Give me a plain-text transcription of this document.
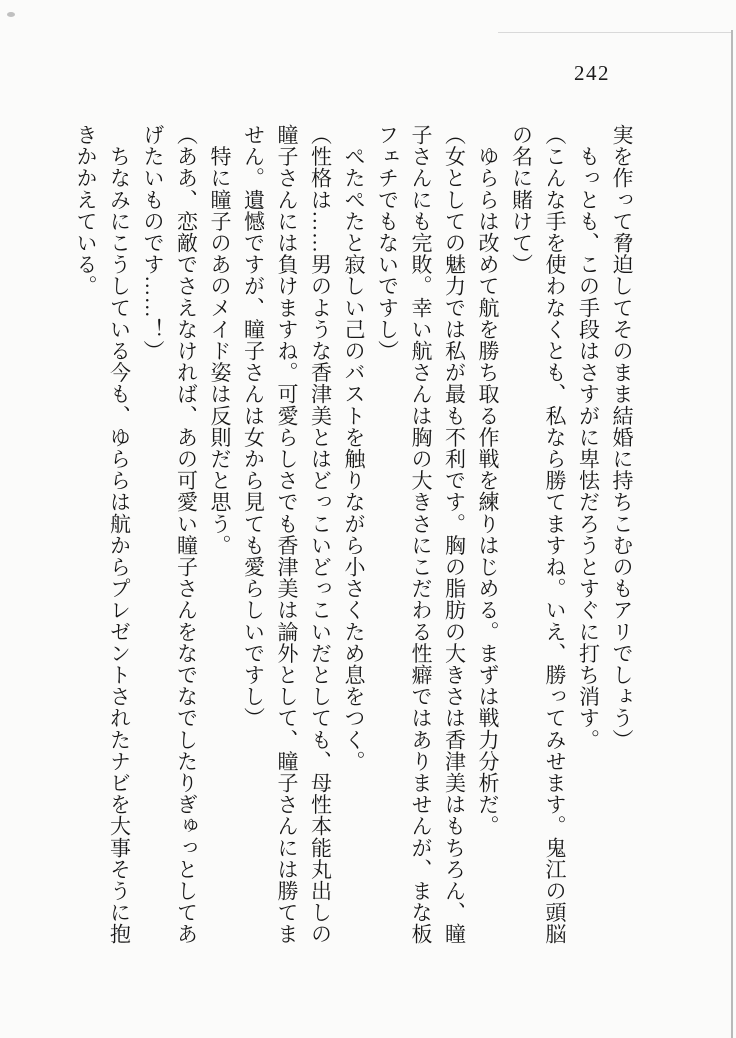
242

実を作って脅迫してそのまま結婚に持ちこむのもアリでしょう）

　もっとも、この手段はさすがに卑怯だろうとすぐに打ち消す。

（こんな手を使わなくとも、私なら勝てますね。いえ、勝ってみせます。鬼江の頭脳

の名に賭けて）

　ゆららは改めて航を勝ち取る作戦を練りはじめる。まずは戦力分析だ。

（女としての魅力では私が最も不利です。胸の脂肪の大きさは香津美はもちろん、瞳

子さんにも完敗。幸い航さんは胸の大きさにこだわる性癖ではありませんが、まな板

フェチでもないですし）

　ぺたぺたと寂しい己のバストを触りながら小さくため息をつく。

（性格は……男のような香津美とはどっこいどっこいだとしても、母性本能丸出しの

瞳子さんには負けますね。可愛らしさでも香津美は論外として、瞳子さんには勝てま

せん。遺憾ですが、瞳子さんは女から見ても愛らしいですし）

　特に瞳子のあのメイド姿は反則だと思う。

（ああ、恋敵でさえなければ、あの可愛い瞳子さんをなでなでしたりぎゅっとしてあ

げたいものです……！）

　ちなみにこうしている今も、ゆららは航からプレゼントされたナビを大事そうに抱

きかかえている。
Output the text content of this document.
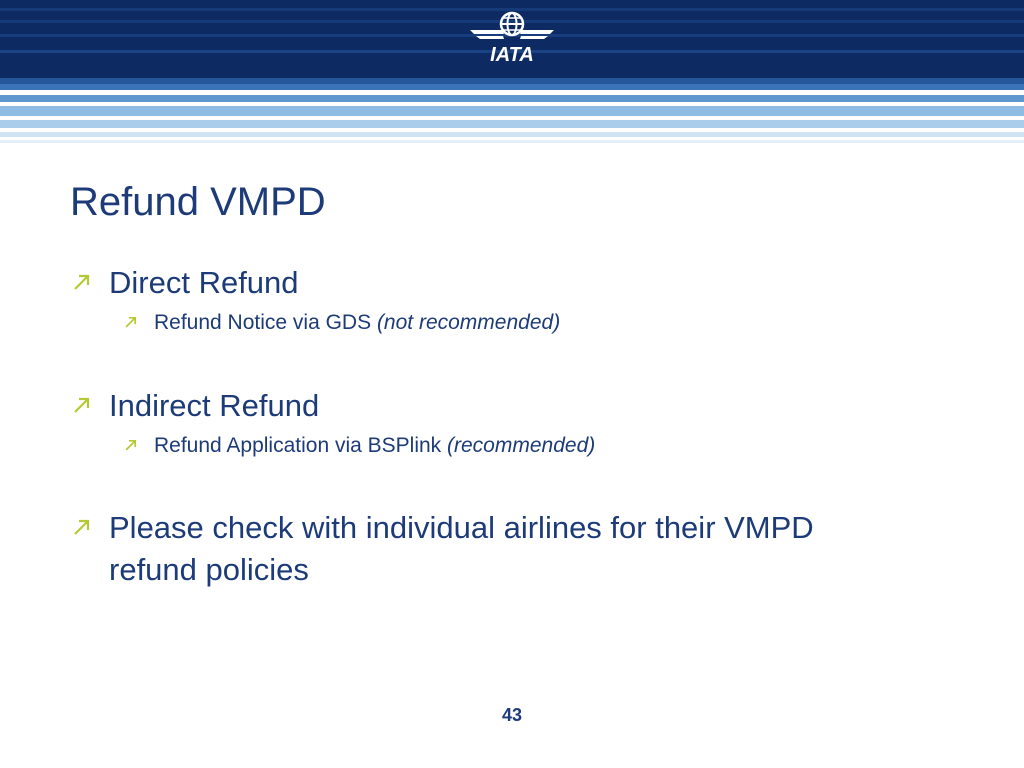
IATA
Refund VMPD
Direct Refund
Refund Notice via GDS (not recommended)
Indirect Refund
Refund Application via BSPlink (recommended)
Please check with individual airlines for their VMPD refund policies
43
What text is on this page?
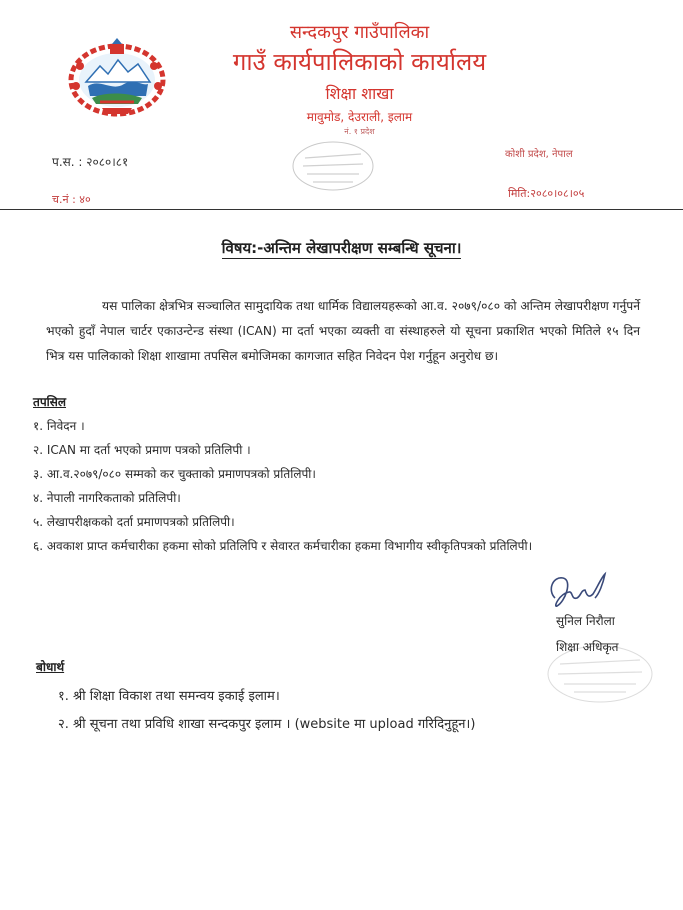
सन्दकपुर गाउँपालिका
गाउँ कार्यपालिकाको कार्यालय
शिक्षा शाखा
मावुमोड, देउराली, इलाम
नं. १ प्रदेश
प.स. : २०८०।८१
कोशी प्रदेश, नेपाल
च.नं : ४०	मिति:२०८०।०८।०५
विषय:-अन्तिम लेखापरीक्षण सम्बन्धि सूचना।
यस पालिका क्षेत्रभित्र सञ्चालित सामुदायिक तथा धार्मिक विद्यालयहरूको आ.व. २०७९/०८० को अन्तिम लेखापरीक्षण गर्नुपर्ने भएको हुदाँ नेपाल चार्टर एकाउन्टेन्ड संस्था (ICAN) मा दर्ता भएका व्यक्ती वा संस्थाहरुले यो सूचना प्रकाशित भएको मितिले १५ दिन भित्र यस पालिकाको शिक्षा शाखामा तपसिल बमोजिमका कागजात सहित निवेदन पेश गर्नुहून अनुरोध छ।
तपसिल
१. निवेदन ।
२. ICAN मा दर्ता भएको प्रमाण पत्रको प्रतिलिपी ।
३. आ.व.२०७९/०८० सम्मको कर चुक्ताको प्रमाणपत्रको प्रतिलिपी।
४. नेपाली नागरिकताको प्रतिलिपी।
५. लेखापरीक्षकको दर्ता प्रमाणपत्रको प्रतिलिपी।
६. अवकाश प्राप्त कर्मचारीका हकमा सोको प्रतिलिपि र सेवारत कर्मचारीका हकमा विभागीय स्वीकृतिपत्रको प्रतिलिपी।
सुनिल निरौला
शिक्षा अधिकृत
बोधार्थ
१. श्री शिक्षा विकाश तथा समन्वय इकाई इलाम।
२. श्री सूचना तथा प्रविधि शाखा सन्दकपुर इलाम । (website मा upload गरिदिनुहून।)
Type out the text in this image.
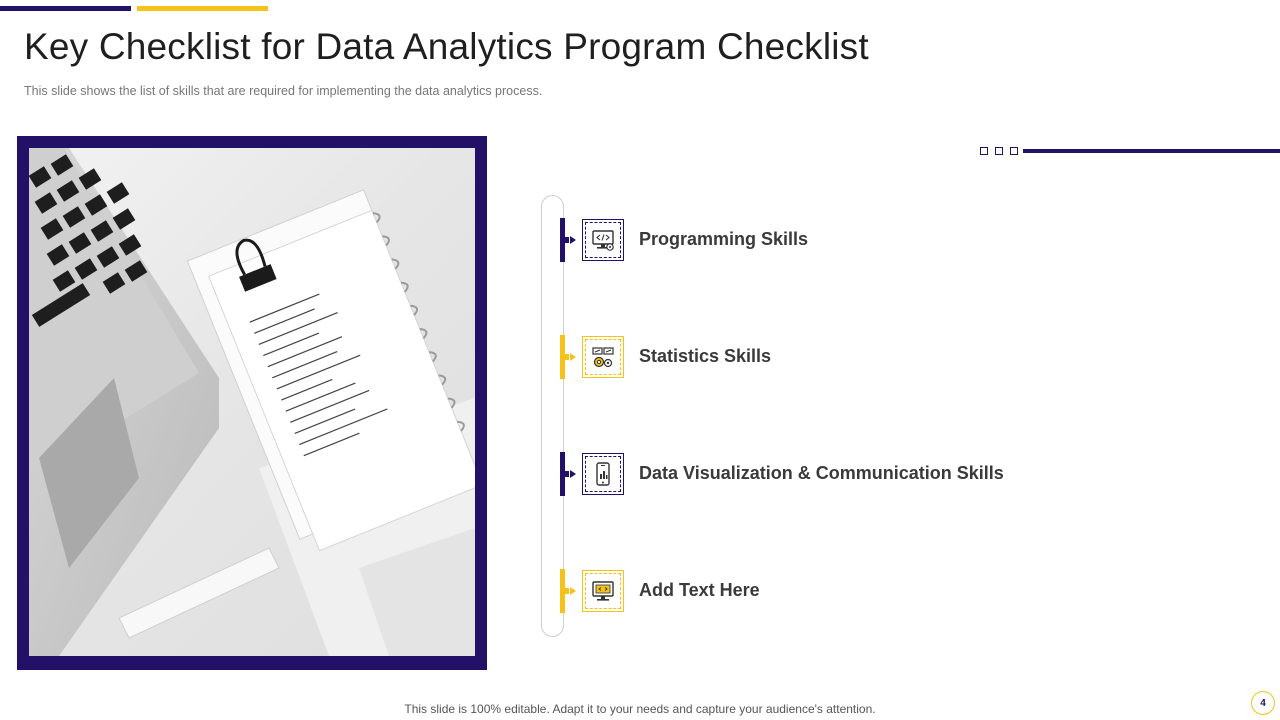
Key Checklist for Data Analytics Program Checklist

This slide shows the list of skills that are required for implementing the data analytics process.

Programming Skills
Statistics Skills
Data Visualization & Communication Skills
Add Text Here

This slide is 100% editable. Adapt it to your needs and capture your audience's attention.	4
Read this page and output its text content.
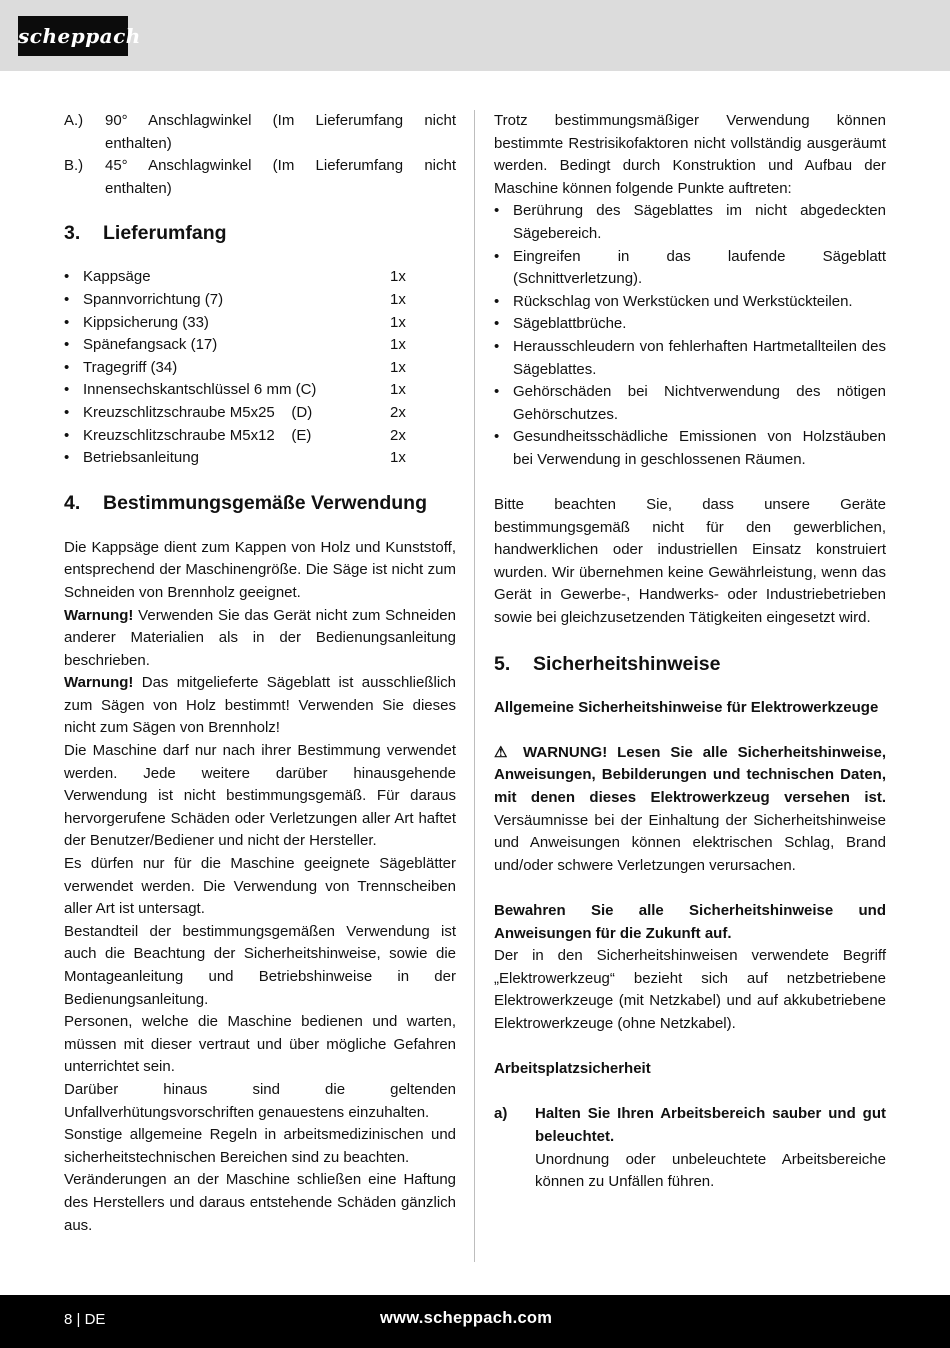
scheppach
A.)	90° Anschlagwinkel (Im Lieferumfang nicht enthalten)
B.)	45° Anschlagwinkel (Im Lieferumfang nicht enthalten)
3.	Lieferumfang
• Kappsäge	1x
• Spannvorrichtung (7)	1x
• Kippsicherung (33)	1x
• Spänefangsack (17)	1x
• Tragegriff (34)	1x
• Innensechskantschlüssel 6 mm (C)	1x
• Kreuzschlitzschraube M5x25    (D)	2x
• Kreuzschlitzschraube M5x12    (E)	2x
• Betriebsanleitung	1x
4.	Bestimmungsgemäße Verwendung

Die Kappsäge dient zum Kappen von Holz und Kunststoff, entsprechend der Maschinengröße. Die Säge ist nicht zum Schneiden von Brennholz geeignet.

Warnung! Verwenden Sie das Gerät nicht zum Schneiden anderer Materialien als in der Bedienungsanleitung beschrieben.

Warnung! Das mitgelieferte Sägeblatt ist ausschließlich zum Sägen von Holz bestimmt! Verwenden Sie dieses nicht zum Sägen von Brennholz!

Die Maschine darf nur nach ihrer Bestimmung verwendet werden. Jede weitere darüber hinausgehende Verwendung ist nicht bestimmungsgemäß. Für daraus hervorgerufene Schäden oder Verletzungen aller Art haftet der Benutzer/Bediener und nicht der Hersteller.

Es dürfen nur für die Maschine geeignete Sägeblätter verwendet werden. Die Verwendung von Trennscheiben aller Art ist untersagt.

Bestandteil der bestimmungsgemäßen Verwendung ist auch die Beachtung der Sicherheitshinweise, sowie die Montageanleitung und Betriebshinweise in der Bedienungsanleitung.

Personen, welche die Maschine bedienen und warten, müssen mit dieser vertraut und über mögliche Gefahren unterrichtet sein.

Darüber hinaus sind die geltenden Unfallverhütungsvorschriften genauestens einzuhalten.

Sonstige allgemeine Regeln in arbeitsmedizinischen und sicherheitstechnischen Bereichen sind zu beachten.

Veränderungen an der Maschine schließen eine Haftung des Herstellers und daraus entstehende Schäden gänzlich aus.

Trotz bestimmungsmäßiger Verwendung können bestimmte Restrisikofaktoren nicht vollständig ausgeräumt werden. Bedingt durch Konstruktion und Aufbau der Maschine können folgende Punkte auftreten:

• Berührung des Sägeblattes im nicht abgedeckten Sägebereich.
• Eingreifen in das laufende Sägeblatt (Schnittverletzung).
• Rückschlag von Werkstücken und Werkstückteilen.
• Sägeblattbrüche.
• Herausschleudern von fehlerhaften Hartmetallteilen des Sägeblattes.
• Gehörschäden bei Nichtverwendung des nötigen Gehörschutzes.
• Gesundheitsschädliche Emissionen von Holzstäuben bei Verwendung in geschlossenen Räumen.

Bitte beachten Sie, dass unsere Geräte bestimmungsgemäß nicht für den gewerblichen, handwerklichen oder industriellen Einsatz konstruiert wurden. Wir übernehmen keine Gewährleistung, wenn das Gerät in Gewerbe-, Handwerks- oder Industriebetrieben sowie bei gleichzusetzenden Tätigkeiten eingesetzt wird.

5.	Sicherheitshinweise

Allgemeine Sicherheitshinweise für Elektrowerkzeuge

⚠ WARNUNG! Lesen Sie alle Sicherheitshinweise, Anweisungen, Bebilderungen und technischen Daten, mit denen dieses Elektrowerkzeug versehen ist. Versäumnisse bei der Einhaltung der Sicherheitshinweise und Anweisungen können elektrischen Schlag, Brand und/oder schwere Verletzungen verursachen.

Bewahren Sie alle Sicherheitshinweise und Anweisungen für die Zukunft auf.

Der in den Sicherheitshinweisen verwendete Begriff „Elektrowerkzeug“ bezieht sich auf netzbetriebene Elektrowerkzeuge (mit Netzkabel) und auf akkubetriebene Elektrowerkzeuge (ohne Netzkabel).

Arbeitsplatzsicherheit

a)	Halten Sie Ihren Arbeitsbereich sauber und gut beleuchtet.

Unordnung oder unbeleuchtete Arbeitsbereiche können zu Unfällen führen.

8 | DE	www.scheppach.com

______

Problem statement: Set down every entry word for word, but omit the pictures.

Answer to the task:
Give me a plain-text transcription of this document.
242

実を作って脅迫してそのまま結婚に持ちこむのもアリでしょう）

　もっとも、この手段はさすがに卑怯だろうとすぐに打ち消す。

（こんな手を使わなくとも、私なら勝てますね。いえ、勝ってみせます。鬼江の頭脳

の名に賭けて）

　ゆららは改めて航を勝ち取る作戦を練りはじめる。まずは戦力分析だ。

（女としての魅力では私が最も不利です。胸の脂肪の大きさは香津美はもちろん、瞳

子さんにも完敗。幸い航さんは胸の大きさにこだわる性癖ではありませんが、まな板

フェチでもないですし）

　ぺたぺたと寂しい己のバストを触りながら小さくため息をつく。

（性格は……男のような香津美とはどっこいどっこいだとしても、母性本能丸出しの

瞳子さんには負けますね。可愛らしさでも香津美は論外として、瞳子さんには勝てま

せん。遺憾ですが、瞳子さんは女から見ても愛らしいですし）

　特に瞳子のあのメイド姿は反則だと思う。

（ああ、恋敵でさえなければ、あの可愛い瞳子さんをなでなでしたりぎゅっとしてあ

げたいものです……！）

　ちなみにこうしている今も、ゆららは航からプレゼントされたナビを大事そうに抱

きかかえている。
Output the text content of this document.
IATA
Refund VMPD
Direct Refund
Refund Notice via GDS (not recommended)
Indirect Refund
Refund Application via BSPlink (recommended)
Please check with individual airlines for their VMPD refund policies
43
What text is on this page?
सन्दकपुर गाउँपालिका
गाउँ कार्यपालिकाको कार्यालय
शिक्षा शाखा
मावुमोड, देउराली, इलाम
नं. १ प्रदेश
प.स. : २०८०।८१
कोशी प्रदेश, नेपाल
च.नं : ४०	मिति:२०८०।०८।०५
विषय:-अन्तिम लेखापरीक्षण सम्बन्धि सूचना।
यस पालिका क्षेत्रभित्र सञ्चालित सामुदायिक तथा धार्मिक विद्यालयहरूको आ.व. २०७९/०८० को अन्तिम लेखापरीक्षण गर्नुपर्ने भएको हुदाँ नेपाल चार्टर एकाउन्टेन्ड संस्था (ICAN) मा दर्ता भएका व्यक्ती वा संस्थाहरुले यो सूचना प्रकाशित भएको मितिले १५ दिन भित्र यस पालिकाको शिक्षा शाखामा तपसिल बमोजिमका कागजात सहित निवेदन पेश गर्नुहून अनुरोध छ।
तपसिल
१. निवेदन ।
२. ICAN मा दर्ता भएको प्रमाण पत्रको प्रतिलिपी ।
३. आ.व.२०७९/०८० सम्मको कर चुक्ताको प्रमाणपत्रको प्रतिलिपी।
४. नेपाली नागरिकताको प्रतिलिपी।
५. लेखापरीक्षकको दर्ता प्रमाणपत्रको प्रतिलिपी।
६. अवकाश प्राप्त कर्मचारीका हकमा सोको प्रतिलिपि र सेवारत कर्मचारीका हकमा विभागीय स्वीकृतिपत्रको प्रतिलिपी।
सुनिल निरौला
शिक्षा अधिकृत
बोधार्थ
१. श्री शिक्षा विकाश तथा समन्वय इकाई इलाम।
२. श्री सूचना तथा प्रविधि शाखा सन्दकपुर इलाम । (website मा upload गरिदिनुहून।)
Type out the text in this image.
Key Checklist for Data Analytics Program Checklist

This slide shows the list of skills that are required for implementing the data analytics process.

Programming Skills
Statistics Skills
Data Visualization & Communication Skills
Add Text Here

This slide is 100% editable. Adapt it to your needs and capture your audience's attention.	4
Read this page and output its text content.
scheppach
A.)	90° Anschlagwinkel (Im Lieferumfang nicht enthalten)
B.)	45° Anschlagwinkel (Im Lieferumfang nicht enthalten)
3.	Lieferumfang
• Kappsäge	1x
• Spannvorrichtung (7)	1x
• Kippsicherung (33)	1x
• Spänefangsack (17)	1x
• Tragegriff (34)	1x
• Innensechskantschlüssel 6 mm (C)	1x
• Kreuzschlitzschraube M5x25    (D)	2x
• Kreuzschlitzschraube M5x12    (E)	2x
• Betriebsanleitung	1x
4.	Bestimmungsgemäße Verwendung

Die Kappsäge dient zum Kappen von Holz und Kunststoff, entsprechend der Maschinengröße. Die Säge ist nicht zum Schneiden von Brennholz geeignet.

Warnung! Verwenden Sie das Gerät nicht zum Schneiden anderer Materialien als in der Bedienungsanleitung beschrieben.

Warnung! Das mitgelieferte Sägeblatt ist ausschließlich zum Sägen von Holz bestimmt! Verwenden Sie dieses nicht zum Sägen von Brennholz!

Die Maschine darf nur nach ihrer Bestimmung verwendet werden. Jede weitere darüber hinausgehende Verwendung ist nicht bestimmungsgemäß. Für daraus hervorgerufene Schäden oder Verletzungen aller Art haftet der Benutzer/Bediener und nicht der Hersteller.

Es dürfen nur für die Maschine geeignete Sägeblätter verwendet werden. Die Verwendung von Trennscheiben aller Art ist untersagt.

Bestandteil der bestimmungsgemäßen Verwendung ist auch die Beachtung der Sicherheitshinweise, sowie die Montageanleitung und Betriebshinweise in der Bedienungsanleitung.

Personen, welche die Maschine bedienen und warten, müssen mit dieser vertraut und über mögliche Gefahren unterrichtet sein.

Darüber hinaus sind die geltenden Unfallverhütungsvorschriften genauestens einzuhalten.

Sonstige allgemeine Regeln in arbeitsmedizinischen und sicherheitstechnischen Bereichen sind zu beachten.

Veränderungen an der Maschine schließen eine Haftung des Herstellers und daraus entstehende Schäden gänzlich aus.

Trotz bestimmungsmäßiger Verwendung können bestimmte Restrisikofaktoren nicht vollständig ausgeräumt werden. Bedingt durch Konstruktion und Aufbau der Maschine können folgende Punkte auftreten:

• Berührung des Sägeblattes im nicht abgedeckten Sägebereich.
• Eingreifen in das laufende Sägeblatt (Schnittverletzung).
• Rückschlag von Werkstücken und Werkstückteilen.
• Sägeblattbrüche.
• Herausschleudern von fehlerhaften Hartmetallteilen des Sägeblattes.
• Gehörschäden bei Nichtverwendung des nötigen Gehörschutzes.
• Gesundheitsschädliche Emissionen von Holzstäuben bei Verwendung in geschlossenen Räumen.

Bitte beachten Sie, dass unsere Geräte bestimmungsgemäß nicht für den gewerblichen, handwerklichen oder industriellen Einsatz konstruiert wurden. Wir übernehmen keine Gewährleistung, wenn das Gerät in Gewerbe-, Handwerks- oder Industriebetrieben sowie bei gleichzusetzenden Tätigkeiten eingesetzt wird.

5.	Sicherheitshinweise

Allgemeine Sicherheitshinweise für Elektrowerkzeuge

⚠ WARNUNG! Lesen Sie alle Sicherheitshinweise, Anweisungen, Bebilderungen und technischen Daten, mit denen dieses Elektrowerkzeug versehen ist. Versäumnisse bei der Einhaltung der Sicherheitshinweise und Anweisungen können elektrischen Schlag, Brand und/oder schwere Verletzungen verursachen.

Bewahren Sie alle Sicherheitshinweise und Anweisungen für die Zukunft auf.

Der in den Sicherheitshinweisen verwendete Begriff „Elektrowerkzeug“ bezieht sich auf netzbetriebene Elektrowerkzeuge (mit Netzkabel) und auf akkubetriebene Elektrowerkzeuge (ohne Netzkabel).

Arbeitsplatzsicherheit

a)	Halten Sie Ihren Arbeitsbereich sauber und gut beleuchtet.

Unordnung oder unbeleuchtete Arbeitsbereiche können zu Unfällen führen.

8 | DE	www.scheppach.com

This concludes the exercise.